▶ **DATA PROVIDED**:
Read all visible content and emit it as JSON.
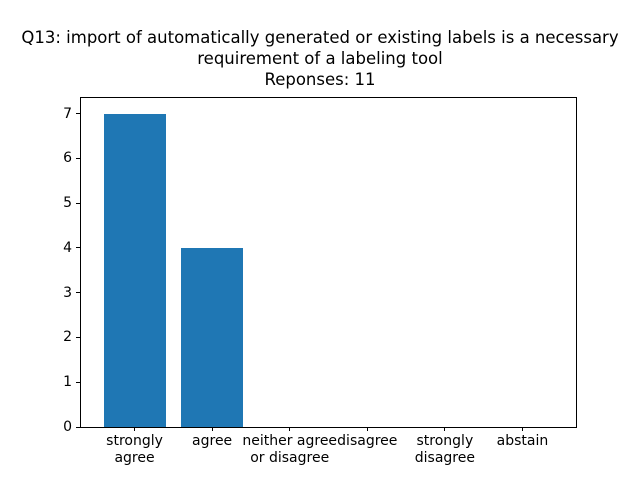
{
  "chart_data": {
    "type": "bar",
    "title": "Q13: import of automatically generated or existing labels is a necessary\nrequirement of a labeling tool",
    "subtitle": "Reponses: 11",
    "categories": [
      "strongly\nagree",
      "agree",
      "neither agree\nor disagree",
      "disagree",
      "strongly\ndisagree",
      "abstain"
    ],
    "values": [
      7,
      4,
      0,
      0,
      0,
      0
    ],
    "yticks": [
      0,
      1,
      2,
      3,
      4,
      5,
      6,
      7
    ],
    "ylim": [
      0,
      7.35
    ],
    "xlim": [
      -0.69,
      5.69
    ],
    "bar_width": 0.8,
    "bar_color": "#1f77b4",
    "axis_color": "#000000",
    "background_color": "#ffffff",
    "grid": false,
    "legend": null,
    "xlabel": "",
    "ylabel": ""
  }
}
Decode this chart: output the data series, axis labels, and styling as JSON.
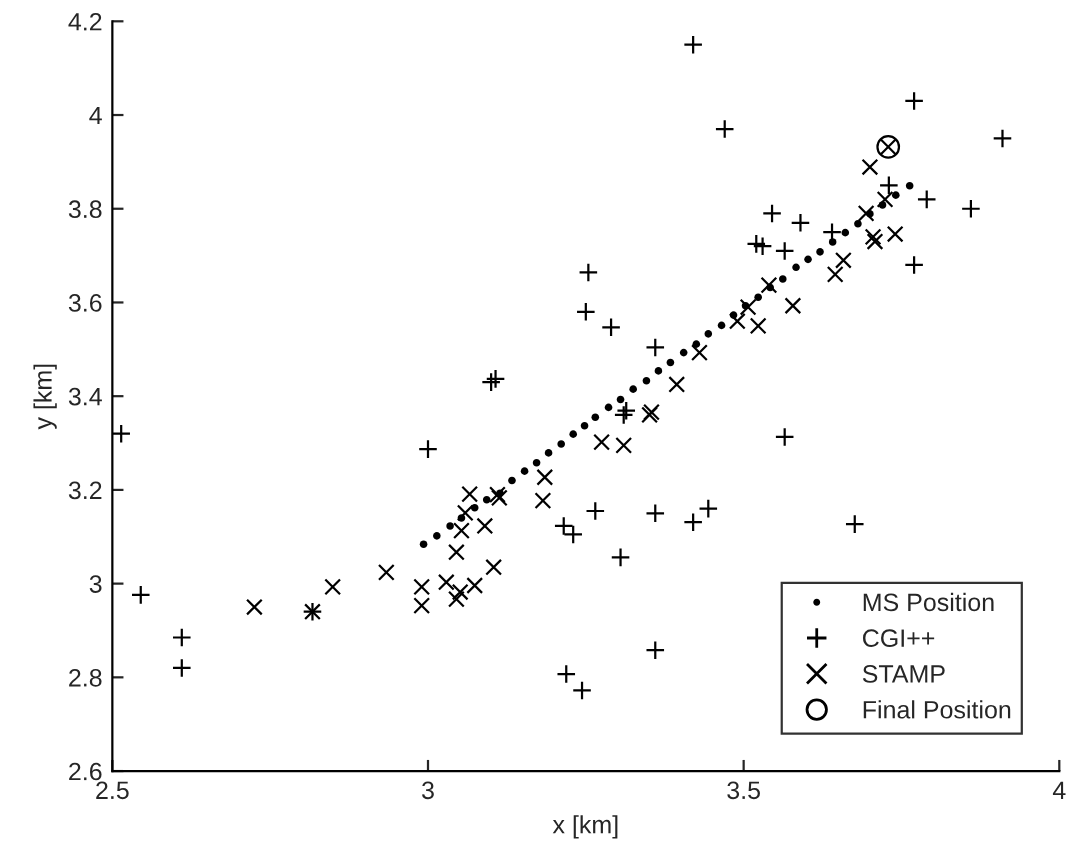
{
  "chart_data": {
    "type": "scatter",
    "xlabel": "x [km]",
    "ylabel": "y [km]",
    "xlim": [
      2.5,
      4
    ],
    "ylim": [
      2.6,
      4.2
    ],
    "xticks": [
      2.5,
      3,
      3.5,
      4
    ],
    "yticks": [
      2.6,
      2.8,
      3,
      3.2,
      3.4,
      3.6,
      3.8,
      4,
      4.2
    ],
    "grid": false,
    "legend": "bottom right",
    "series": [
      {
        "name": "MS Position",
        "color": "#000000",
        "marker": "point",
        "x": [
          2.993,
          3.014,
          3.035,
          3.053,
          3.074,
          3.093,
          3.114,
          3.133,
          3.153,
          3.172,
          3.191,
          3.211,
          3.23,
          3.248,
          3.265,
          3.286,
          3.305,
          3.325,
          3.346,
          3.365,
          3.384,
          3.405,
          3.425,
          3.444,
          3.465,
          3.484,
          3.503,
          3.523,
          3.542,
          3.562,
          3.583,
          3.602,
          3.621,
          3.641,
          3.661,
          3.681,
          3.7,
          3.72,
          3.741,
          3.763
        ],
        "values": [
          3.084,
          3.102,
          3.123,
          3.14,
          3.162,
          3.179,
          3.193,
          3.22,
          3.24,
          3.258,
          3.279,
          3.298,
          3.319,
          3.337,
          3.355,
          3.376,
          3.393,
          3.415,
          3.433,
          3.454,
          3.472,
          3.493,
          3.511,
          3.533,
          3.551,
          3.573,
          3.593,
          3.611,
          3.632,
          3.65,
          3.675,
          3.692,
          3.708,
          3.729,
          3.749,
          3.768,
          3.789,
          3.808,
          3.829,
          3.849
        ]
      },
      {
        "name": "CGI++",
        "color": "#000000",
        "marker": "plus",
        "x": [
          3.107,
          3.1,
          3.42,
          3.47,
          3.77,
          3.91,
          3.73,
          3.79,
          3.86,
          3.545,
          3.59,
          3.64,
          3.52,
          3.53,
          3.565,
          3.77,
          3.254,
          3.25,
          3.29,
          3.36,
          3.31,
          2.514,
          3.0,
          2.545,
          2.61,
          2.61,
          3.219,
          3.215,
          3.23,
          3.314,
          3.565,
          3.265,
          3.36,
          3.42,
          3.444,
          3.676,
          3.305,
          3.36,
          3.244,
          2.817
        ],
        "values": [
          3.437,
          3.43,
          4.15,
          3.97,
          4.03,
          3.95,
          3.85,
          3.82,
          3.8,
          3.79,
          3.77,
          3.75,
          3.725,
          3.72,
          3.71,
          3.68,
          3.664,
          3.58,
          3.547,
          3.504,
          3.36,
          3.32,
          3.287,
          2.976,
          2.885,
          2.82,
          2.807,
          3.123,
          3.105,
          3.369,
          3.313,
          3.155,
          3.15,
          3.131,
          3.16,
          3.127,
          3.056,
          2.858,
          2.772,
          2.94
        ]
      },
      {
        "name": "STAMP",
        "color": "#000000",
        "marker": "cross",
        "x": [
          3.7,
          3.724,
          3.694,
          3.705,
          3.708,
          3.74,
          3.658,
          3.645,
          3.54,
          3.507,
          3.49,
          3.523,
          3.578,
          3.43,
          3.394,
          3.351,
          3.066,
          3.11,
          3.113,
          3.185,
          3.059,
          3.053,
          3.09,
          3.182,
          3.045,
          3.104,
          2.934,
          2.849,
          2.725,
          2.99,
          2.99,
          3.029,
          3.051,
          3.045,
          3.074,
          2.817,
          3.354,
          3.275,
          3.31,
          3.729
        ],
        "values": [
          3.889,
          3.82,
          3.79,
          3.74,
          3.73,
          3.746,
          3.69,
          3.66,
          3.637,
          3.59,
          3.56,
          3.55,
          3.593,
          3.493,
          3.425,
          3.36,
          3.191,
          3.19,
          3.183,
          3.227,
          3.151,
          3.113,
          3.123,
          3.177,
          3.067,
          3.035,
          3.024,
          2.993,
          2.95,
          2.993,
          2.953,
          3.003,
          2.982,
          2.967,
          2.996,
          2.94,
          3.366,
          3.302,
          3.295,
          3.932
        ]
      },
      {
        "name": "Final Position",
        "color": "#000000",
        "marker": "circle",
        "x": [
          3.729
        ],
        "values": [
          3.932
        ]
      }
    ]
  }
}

▶ **GIVEN INSTRUCTION**: Keep the pictures out of your copy, and repeat every entry above exactly.

▶ **RESPONSE TO THIS EXERCISE**:
Read all visible content and emit it as JSON.
{
  "chart_data": {
    "type": "bar",
    "title": "Q13: import of automatically generated or existing labels is a necessary\nrequirement of a labeling tool",
    "subtitle": "Reponses: 11",
    "categories": [
      "strongly\nagree",
      "agree",
      "neither agree\nor disagree",
      "disagree",
      "strongly\ndisagree",
      "abstain"
    ],
    "values": [
      7,
      4,
      0,
      0,
      0,
      0
    ],
    "yticks": [
      0,
      1,
      2,
      3,
      4,
      5,
      6,
      7
    ],
    "ylim": [
      0,
      7.35
    ],
    "xlim": [
      -0.69,
      5.69
    ],
    "bar_width": 0.8,
    "bar_color": "#1f77b4",
    "axis_color": "#000000",
    "background_color": "#ffffff",
    "grid": false,
    "legend": null,
    "xlabel": "",
    "ylabel": ""
  }
}
Decode this chart: output the data series, axis labels, and styling as JSON.
{
  "chart_data": {
    "type": "scatter",
    "xlabel": "x [km]",
    "ylabel": "y [km]",
    "xlim": [
      2.5,
      4
    ],
    "ylim": [
      2.6,
      4.2
    ],
    "xticks": [
      2.5,
      3,
      3.5,
      4
    ],
    "yticks": [
      2.6,
      2.8,
      3,
      3.2,
      3.4,
      3.6,
      3.8,
      4,
      4.2
    ],
    "grid": false,
    "legend": "bottom right",
    "series": [
      {
        "name": "MS Position",
        "color": "#000000",
        "marker": "point",
        "x": [
          2.993,
          3.014,
          3.035,
          3.053,
          3.074,
          3.093,
          3.114,
          3.133,
          3.153,
          3.172,
          3.191,
          3.211,
          3.23,
          3.248,
          3.265,
          3.286,
          3.305,
          3.325,
          3.346,
          3.365,
          3.384,
          3.405,
          3.425,
          3.444,
          3.465,
          3.484,
          3.503,
          3.523,
          3.542,
          3.562,
          3.583,
          3.602,
          3.621,
          3.641,
          3.661,
          3.681,
          3.7,
          3.72,
          3.741,
          3.763
        ],
        "values": [
          3.084,
          3.102,
          3.123,
          3.14,
          3.162,
          3.179,
          3.193,
          3.22,
          3.24,
          3.258,
          3.279,
          3.298,
          3.319,
          3.337,
          3.355,
          3.376,
          3.393,
          3.415,
          3.433,
          3.454,
          3.472,
          3.493,
          3.511,
          3.533,
          3.551,
          3.573,
          3.593,
          3.611,
          3.632,
          3.65,
          3.675,
          3.692,
          3.708,
          3.729,
          3.749,
          3.768,
          3.789,
          3.808,
          3.829,
          3.849
        ]
      },
      {
        "name": "CGI++",
        "color": "#000000",
        "marker": "plus",
        "x": [
          3.107,
          3.1,
          3.42,
          3.47,
          3.77,
          3.91,
          3.73,
          3.79,
          3.86,
          3.545,
          3.59,
          3.64,
          3.52,
          3.53,
          3.565,
          3.77,
          3.254,
          3.25,
          3.29,
          3.36,
          3.31,
          2.514,
          3.0,
          2.545,
          2.61,
          2.61,
          3.219,
          3.215,
          3.23,
          3.314,
          3.565,
          3.265,
          3.36,
          3.42,
          3.444,
          3.676,
          3.305,
          3.36,
          3.244,
          2.817
        ],
        "values": [
          3.437,
          3.43,
          4.15,
          3.97,
          4.03,
          3.95,
          3.85,
          3.82,
          3.8,
          3.79,
          3.77,
          3.75,
          3.725,
          3.72,
          3.71,
          3.68,
          3.664,
          3.58,
          3.547,
          3.504,
          3.36,
          3.32,
          3.287,
          2.976,
          2.885,
          2.82,
          2.807,
          3.123,
          3.105,
          3.369,
          3.313,
          3.155,
          3.15,
          3.131,
          3.16,
          3.127,
          3.056,
          2.858,
          2.772,
          2.94
        ]
      },
      {
        "name": "STAMP",
        "color": "#000000",
        "marker": "cross",
        "x": [
          3.7,
          3.724,
          3.694,
          3.705,
          3.708,
          3.74,
          3.658,
          3.645,
          3.54,
          3.507,
          3.49,
          3.523,
          3.578,
          3.43,
          3.394,
          3.351,
          3.066,
          3.11,
          3.113,
          3.185,
          3.059,
          3.053,
          3.09,
          3.182,
          3.045,
          3.104,
          2.934,
          2.849,
          2.725,
          2.99,
          2.99,
          3.029,
          3.051,
          3.045,
          3.074,
          2.817,
          3.354,
          3.275,
          3.31,
          3.729
        ],
        "values": [
          3.889,
          3.82,
          3.79,
          3.74,
          3.73,
          3.746,
          3.69,
          3.66,
          3.637,
          3.59,
          3.56,
          3.55,
          3.593,
          3.493,
          3.425,
          3.36,
          3.191,
          3.19,
          3.183,
          3.227,
          3.151,
          3.113,
          3.123,
          3.177,
          3.067,
          3.035,
          3.024,
          2.993,
          2.95,
          2.993,
          2.953,
          3.003,
          2.982,
          2.967,
          2.996,
          2.94,
          3.366,
          3.302,
          3.295,
          3.932
        ]
      },
      {
        "name": "Final Position",
        "color": "#000000",
        "marker": "circle",
        "x": [
          3.729
        ],
        "values": [
          3.932
        ]
      }
    ]
  }
}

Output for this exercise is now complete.